Task to carry out
Which lines in the records below contain the word "name"? Copy each one out.

Data for this task
┏━━

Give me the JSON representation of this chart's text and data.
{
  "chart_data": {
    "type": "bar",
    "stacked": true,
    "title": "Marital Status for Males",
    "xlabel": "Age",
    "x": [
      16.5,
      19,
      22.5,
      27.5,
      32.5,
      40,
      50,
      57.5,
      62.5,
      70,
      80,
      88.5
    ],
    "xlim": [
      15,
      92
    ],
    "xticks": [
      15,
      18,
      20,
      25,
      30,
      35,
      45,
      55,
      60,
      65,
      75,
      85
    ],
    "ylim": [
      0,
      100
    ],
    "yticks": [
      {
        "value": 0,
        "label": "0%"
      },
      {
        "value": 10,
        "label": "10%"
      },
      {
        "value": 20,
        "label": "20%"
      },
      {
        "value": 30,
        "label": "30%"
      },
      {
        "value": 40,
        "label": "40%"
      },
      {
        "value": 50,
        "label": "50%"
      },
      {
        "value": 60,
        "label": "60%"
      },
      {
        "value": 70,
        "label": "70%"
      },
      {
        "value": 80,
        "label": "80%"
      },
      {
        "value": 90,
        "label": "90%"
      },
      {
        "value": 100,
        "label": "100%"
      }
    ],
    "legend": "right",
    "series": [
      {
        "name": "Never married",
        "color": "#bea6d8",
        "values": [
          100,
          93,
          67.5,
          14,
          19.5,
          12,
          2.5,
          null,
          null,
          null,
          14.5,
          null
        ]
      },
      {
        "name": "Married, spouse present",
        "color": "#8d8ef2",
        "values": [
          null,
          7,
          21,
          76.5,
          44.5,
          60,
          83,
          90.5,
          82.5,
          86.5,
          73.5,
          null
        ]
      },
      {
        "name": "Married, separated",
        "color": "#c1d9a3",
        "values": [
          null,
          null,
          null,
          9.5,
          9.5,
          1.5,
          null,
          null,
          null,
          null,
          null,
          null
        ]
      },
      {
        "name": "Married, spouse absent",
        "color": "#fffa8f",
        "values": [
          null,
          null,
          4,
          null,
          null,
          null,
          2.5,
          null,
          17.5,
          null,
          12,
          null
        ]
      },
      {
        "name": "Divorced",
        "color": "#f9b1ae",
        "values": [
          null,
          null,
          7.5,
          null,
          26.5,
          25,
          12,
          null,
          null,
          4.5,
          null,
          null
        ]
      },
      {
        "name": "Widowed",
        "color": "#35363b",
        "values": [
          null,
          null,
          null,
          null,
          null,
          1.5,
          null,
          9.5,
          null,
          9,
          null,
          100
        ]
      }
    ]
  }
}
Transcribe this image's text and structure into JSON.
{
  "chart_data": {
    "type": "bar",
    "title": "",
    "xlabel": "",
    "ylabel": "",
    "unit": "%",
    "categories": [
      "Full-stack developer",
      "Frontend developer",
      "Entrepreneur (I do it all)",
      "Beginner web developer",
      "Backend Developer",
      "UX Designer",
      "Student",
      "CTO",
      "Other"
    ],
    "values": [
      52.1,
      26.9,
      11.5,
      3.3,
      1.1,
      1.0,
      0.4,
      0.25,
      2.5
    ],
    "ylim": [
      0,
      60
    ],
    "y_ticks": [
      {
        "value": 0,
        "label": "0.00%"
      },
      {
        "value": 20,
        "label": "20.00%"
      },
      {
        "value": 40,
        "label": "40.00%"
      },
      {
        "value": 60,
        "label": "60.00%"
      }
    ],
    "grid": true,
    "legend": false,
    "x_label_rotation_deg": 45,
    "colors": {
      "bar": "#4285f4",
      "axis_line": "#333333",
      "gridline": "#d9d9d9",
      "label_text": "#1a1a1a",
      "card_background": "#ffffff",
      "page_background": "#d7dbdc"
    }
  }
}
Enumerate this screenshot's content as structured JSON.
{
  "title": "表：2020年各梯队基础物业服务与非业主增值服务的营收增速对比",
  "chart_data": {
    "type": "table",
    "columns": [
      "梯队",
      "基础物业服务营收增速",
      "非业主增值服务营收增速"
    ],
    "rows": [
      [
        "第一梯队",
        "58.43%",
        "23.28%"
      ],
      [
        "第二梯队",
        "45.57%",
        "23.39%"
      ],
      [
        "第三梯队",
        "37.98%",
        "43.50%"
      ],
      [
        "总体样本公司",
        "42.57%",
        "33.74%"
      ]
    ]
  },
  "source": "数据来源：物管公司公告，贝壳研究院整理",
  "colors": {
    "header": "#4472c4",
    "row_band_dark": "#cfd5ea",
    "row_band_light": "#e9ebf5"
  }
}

┗━━

Output for this exercise
        "name": "Never married",
        "name": "Married, spouse present",
        "name": "Married, separated",
        "name": "Married, spouse absent",
        "name": "Divorced",
        "name": "Widowed",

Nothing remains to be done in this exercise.